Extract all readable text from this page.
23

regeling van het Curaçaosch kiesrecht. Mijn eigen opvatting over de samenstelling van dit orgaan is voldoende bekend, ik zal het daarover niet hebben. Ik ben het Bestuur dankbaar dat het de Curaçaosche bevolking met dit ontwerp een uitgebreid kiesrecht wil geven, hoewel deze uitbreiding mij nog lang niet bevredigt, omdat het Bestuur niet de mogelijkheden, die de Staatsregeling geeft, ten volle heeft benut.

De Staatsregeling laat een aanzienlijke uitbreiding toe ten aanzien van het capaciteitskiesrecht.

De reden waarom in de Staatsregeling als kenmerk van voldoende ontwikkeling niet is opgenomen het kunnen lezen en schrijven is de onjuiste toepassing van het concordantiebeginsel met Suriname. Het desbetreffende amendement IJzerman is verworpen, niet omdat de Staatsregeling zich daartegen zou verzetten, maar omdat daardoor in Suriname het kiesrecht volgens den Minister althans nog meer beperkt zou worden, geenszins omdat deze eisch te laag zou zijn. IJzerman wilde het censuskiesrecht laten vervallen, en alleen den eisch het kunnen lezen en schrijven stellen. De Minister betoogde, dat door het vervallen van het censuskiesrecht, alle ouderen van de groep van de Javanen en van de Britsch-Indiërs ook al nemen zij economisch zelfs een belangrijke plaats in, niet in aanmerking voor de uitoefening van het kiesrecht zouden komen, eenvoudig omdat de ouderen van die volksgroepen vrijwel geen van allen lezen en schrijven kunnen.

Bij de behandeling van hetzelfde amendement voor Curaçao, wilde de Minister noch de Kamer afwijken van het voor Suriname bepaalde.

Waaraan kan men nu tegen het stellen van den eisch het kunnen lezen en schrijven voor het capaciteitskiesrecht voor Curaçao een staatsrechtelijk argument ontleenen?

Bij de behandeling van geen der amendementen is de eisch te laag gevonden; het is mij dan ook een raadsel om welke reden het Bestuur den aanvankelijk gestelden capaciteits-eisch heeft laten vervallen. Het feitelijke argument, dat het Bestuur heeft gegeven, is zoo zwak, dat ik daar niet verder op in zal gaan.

____________

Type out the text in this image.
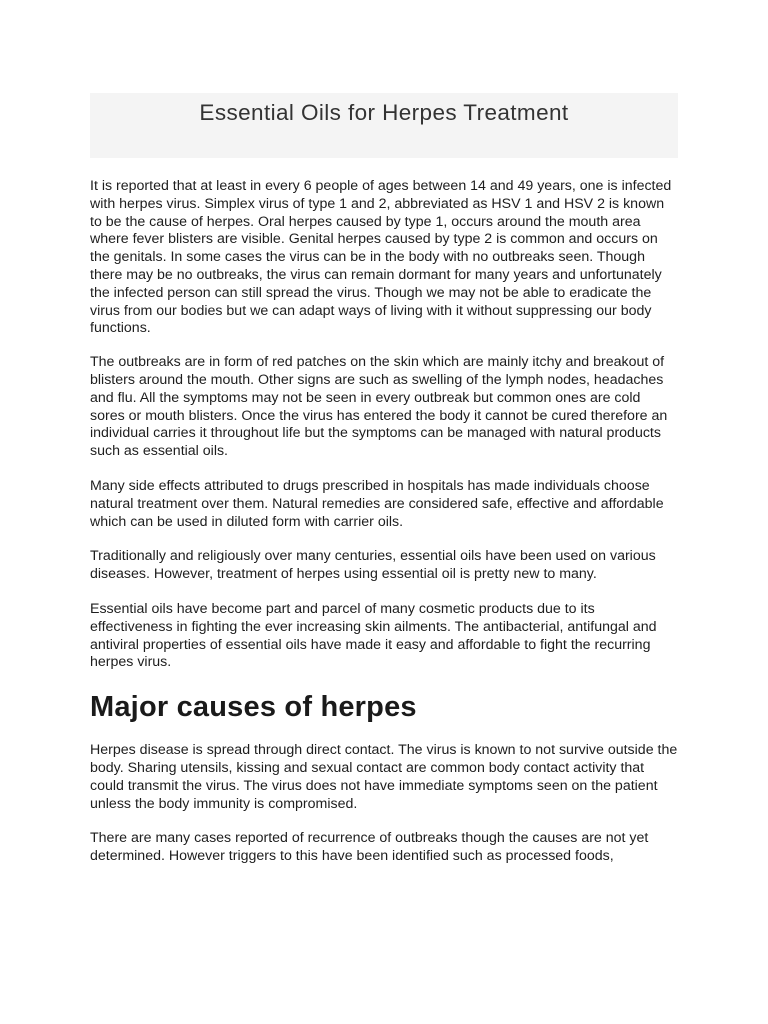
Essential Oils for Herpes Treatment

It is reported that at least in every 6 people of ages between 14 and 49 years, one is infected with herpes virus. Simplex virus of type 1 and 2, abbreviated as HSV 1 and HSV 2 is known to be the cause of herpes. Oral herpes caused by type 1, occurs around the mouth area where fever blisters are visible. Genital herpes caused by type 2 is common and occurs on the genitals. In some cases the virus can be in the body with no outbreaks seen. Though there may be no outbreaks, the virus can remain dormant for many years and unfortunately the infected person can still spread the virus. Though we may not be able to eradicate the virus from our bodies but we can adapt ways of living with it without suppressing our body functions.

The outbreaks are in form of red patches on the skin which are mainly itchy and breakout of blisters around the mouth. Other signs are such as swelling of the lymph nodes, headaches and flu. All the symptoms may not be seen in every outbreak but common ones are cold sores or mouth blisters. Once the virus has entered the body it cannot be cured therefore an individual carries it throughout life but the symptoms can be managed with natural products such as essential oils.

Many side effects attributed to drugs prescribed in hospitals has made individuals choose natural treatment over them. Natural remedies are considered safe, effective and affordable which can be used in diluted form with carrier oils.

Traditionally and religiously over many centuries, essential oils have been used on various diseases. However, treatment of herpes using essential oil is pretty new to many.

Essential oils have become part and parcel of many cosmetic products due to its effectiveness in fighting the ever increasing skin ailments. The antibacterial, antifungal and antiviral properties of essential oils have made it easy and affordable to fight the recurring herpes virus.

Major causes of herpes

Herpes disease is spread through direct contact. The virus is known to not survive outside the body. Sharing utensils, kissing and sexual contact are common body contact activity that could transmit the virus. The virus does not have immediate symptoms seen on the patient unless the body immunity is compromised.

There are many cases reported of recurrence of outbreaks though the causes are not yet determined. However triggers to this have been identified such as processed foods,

____________

» **Exercise directions**
Reproduce each line of the material that mentions "affordable".

» **Response below**
Many side effects attributed to drugs prescribed in hospitals has made individuals choose natural treatment over them. Natural remedies are considered safe, effective and affordable which can be used in diluted form with carrier oils.
Essential oils have become part and parcel of many cosmetic products due to its effectiveness in fighting the ever increasing skin ailments. The antibacterial, antifungal and antiviral properties of essential oils have made it easy and affordable to fight the recurring herpes virus.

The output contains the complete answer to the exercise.